**SUPPLIED MATERIAL**

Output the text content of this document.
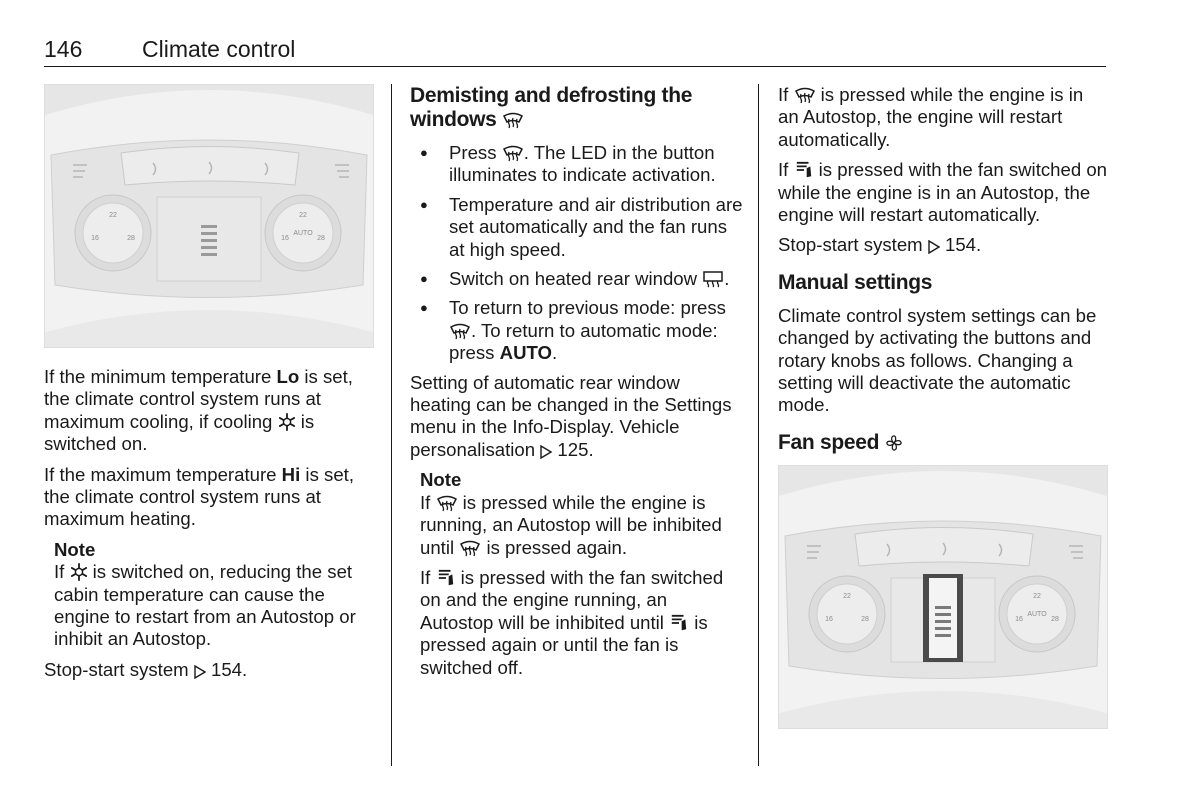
146	Climate control
22
16	28
22
AUTO
16	28

If the minimum temperature Lo is set, the climate control system runs at maximum cooling, if cooling  is switched on.

If the maximum temperature Hi is set, the climate control system runs at maximum heating.

Note

If  is switched on, reducing the set cabin temperature can cause the engine to restart from an Autostop or inhibit an Autostop.

Stop-start system  154.

Demisting and defrosting the windows
● Press . The LED in the button illuminates to indicate activation.
● Temperature and air distribution are set automatically and the fan runs at high speed.
● Switch on heated rear window .
● To return to previous mode: press . To return to automatic mode: press AUTO.

Setting of automatic rear window heating can be changed in the Settings menu in the Info-Display. Vehicle personalisation  125.

Note

If  is pressed while the engine is running, an Autostop will be inhibited until  is pressed again.

If  is pressed with the fan switched on and the engine running, an Autostop will be inhibited until  is pressed again or until the fan is switched off.

If  is pressed while the engine is in an Autostop, the engine will restart automatically.

If  is pressed with the fan switched on while the engine is in an Autostop, the engine will restart automatically.

Stop-start system  154.

Manual settings

Climate control system settings can be changed by activating the buttons and rotary knobs as follows. Changing a setting will deactivate the automatic mode.

Fan speed
22
16	28
22
AUTO
16	28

**REQUEST**
Each entry gets copied exactly; the pictures stay out.

**COMPLETED EXERCISE**
Output the text content of this document.
146	Climate control
22
16	28
22
AUTO
16	28

If the minimum temperature Lo is set, the climate control system runs at maximum cooling, if cooling  is switched on.

If the maximum temperature Hi is set, the climate control system runs at maximum heating.

Note

If  is switched on, reducing the set cabin temperature can cause the engine to restart from an Autostop or inhibit an Autostop.

Stop-start system  154.

Demisting and defrosting the windows
● Press . The LED in the button illuminates to indicate activation.
● Temperature and air distribution are set automatically and the fan runs at high speed.
● Switch on heated rear window .
● To return to previous mode: press . To return to automatic mode: press AUTO.

Setting of automatic rear window heating can be changed in the Settings menu in the Info-Display. Vehicle personalisation  125.

Note

If  is pressed while the engine is running, an Autostop will be inhibited until  is pressed again.

If  is pressed with the fan switched on and the engine running, an Autostop will be inhibited until  is pressed again or until the fan is switched off.

If  is pressed while the engine is in an Autostop, the engine will restart automatically.

If  is pressed with the fan switched on while the engine is in an Autostop, the engine will restart automatically.

Stop-start system  154.

Manual settings

Climate control system settings can be changed by activating the buttons and rotary knobs as follows. Changing a setting will deactivate the automatic mode.

Fan speed
22
16	28
22
AUTO
16	28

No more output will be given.